# Requirements
Show all lines that include the string "Γεώργιος"; copy each one.

=-=-=

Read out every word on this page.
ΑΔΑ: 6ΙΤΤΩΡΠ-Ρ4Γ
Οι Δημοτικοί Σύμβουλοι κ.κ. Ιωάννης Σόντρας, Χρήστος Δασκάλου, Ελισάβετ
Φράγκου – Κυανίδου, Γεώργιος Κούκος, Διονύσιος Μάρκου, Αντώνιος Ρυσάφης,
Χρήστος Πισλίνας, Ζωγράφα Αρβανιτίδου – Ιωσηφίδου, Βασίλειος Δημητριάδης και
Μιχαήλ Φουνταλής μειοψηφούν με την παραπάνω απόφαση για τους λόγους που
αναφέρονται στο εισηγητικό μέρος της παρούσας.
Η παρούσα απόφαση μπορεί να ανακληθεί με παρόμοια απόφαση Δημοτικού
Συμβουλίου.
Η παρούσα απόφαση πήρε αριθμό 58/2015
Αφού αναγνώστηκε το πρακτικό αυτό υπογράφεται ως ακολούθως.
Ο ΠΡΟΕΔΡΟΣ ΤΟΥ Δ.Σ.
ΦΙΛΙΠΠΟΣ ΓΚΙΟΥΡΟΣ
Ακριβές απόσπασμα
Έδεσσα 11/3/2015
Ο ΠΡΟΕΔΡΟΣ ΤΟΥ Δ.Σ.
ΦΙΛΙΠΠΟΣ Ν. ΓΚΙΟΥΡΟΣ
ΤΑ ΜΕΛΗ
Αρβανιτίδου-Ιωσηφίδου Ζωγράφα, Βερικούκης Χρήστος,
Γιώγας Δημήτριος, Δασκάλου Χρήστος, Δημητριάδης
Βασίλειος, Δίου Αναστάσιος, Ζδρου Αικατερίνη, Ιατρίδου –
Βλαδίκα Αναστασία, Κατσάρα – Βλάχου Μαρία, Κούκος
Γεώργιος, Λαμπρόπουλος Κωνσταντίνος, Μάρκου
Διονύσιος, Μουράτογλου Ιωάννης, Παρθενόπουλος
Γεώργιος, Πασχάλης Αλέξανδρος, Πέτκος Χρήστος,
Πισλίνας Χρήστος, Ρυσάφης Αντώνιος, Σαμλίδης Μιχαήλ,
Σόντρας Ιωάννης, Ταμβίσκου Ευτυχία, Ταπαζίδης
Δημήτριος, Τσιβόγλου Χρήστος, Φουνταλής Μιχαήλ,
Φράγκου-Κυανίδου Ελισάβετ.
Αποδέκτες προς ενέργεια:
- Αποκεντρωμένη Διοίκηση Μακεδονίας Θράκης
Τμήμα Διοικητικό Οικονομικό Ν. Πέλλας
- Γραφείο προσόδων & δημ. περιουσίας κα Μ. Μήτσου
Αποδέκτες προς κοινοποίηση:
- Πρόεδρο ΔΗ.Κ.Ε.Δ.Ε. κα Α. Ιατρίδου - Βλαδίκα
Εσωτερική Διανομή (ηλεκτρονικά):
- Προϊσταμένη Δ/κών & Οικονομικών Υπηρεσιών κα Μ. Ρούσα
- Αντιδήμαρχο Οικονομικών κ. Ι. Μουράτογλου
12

=-=-=

# Task answer
Φράγκου – Κυανίδου, Γεώργιος Κούκος, Διονύσιος Μάρκου, Αντώνιος Ρυσάφης,
Γεώργιος, Λαμπρόπουλος Κωνσταντίνος, Μάρκου
Γεώργιος, Πασχάλης Αλέξανδρος, Πέτκος Χρήστος,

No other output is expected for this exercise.